### [Given information]
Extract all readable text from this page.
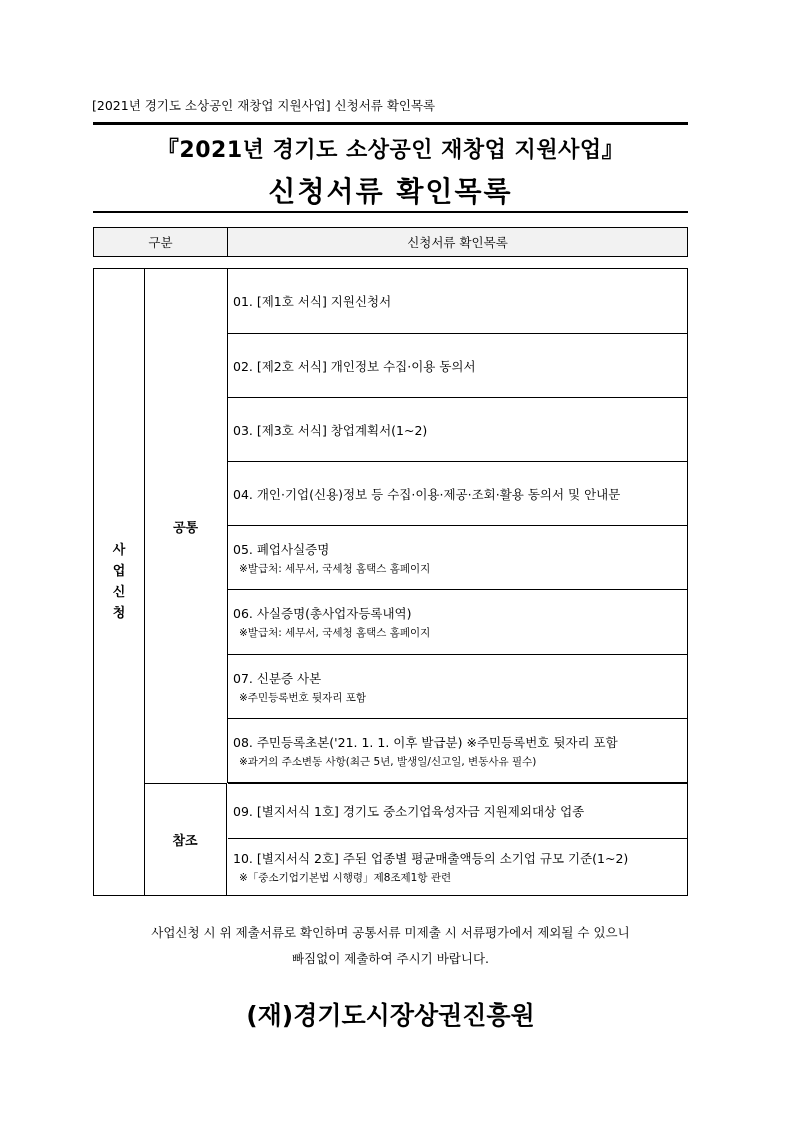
[2021년 경기도 소상공인 재창업 지원사업] 신청서류 확인목록
『2021년 경기도 소상공인 재창업 지원사업』
신청서류 확인목록
구분	신청서류 확인목록
사
업
신
청
공통
참조
01. [제1호 서식] 지원신청서
02. [제2호 서식] 개인정보 수집·이용 동의서
03. [제3호 서식] 창업계획서(1~2)
04. 개인·기업(신용)정보 등 수집·이용·제공·조회·활용 동의서 및 안내문
05. 폐업사실증명
※발급처: 세무서, 국세청 홈택스 홈페이지
06. 사실증명(총사업자등록내역)
※발급처: 세무서, 국세청 홈택스 홈페이지
07. 신분증 사본
※주민등록번호 뒷자리 포함
08. 주민등록초본('21. 1. 1. 이후 발급분) ※주민등록번호 뒷자리 포함
※과거의 주소변동 사항(최근 5년, 발생일/신고일, 변동사유 필수)
09. [별지서식 1호] 경기도 중소기업육성자금 지원제외대상 업종
10. [별지서식 2호] 주된 업종별 평균매출액등의 소기업 규모 기준(1~2)
※「중소기업기본법 시행령」제8조제1항 관련
사업신청 시 위 제출서류로 확인하며 공통서류 미제출 시 서류평가에서 제외될 수 있으니
빠짐없이 제출하여 주시기 바랍니다.
(재)경기도시장상권진흥원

### [What you should do]
Using the entries above, tally how many lines have the word "주민등록번호" in them; write the number and nothing more.

### [Result of the task]
2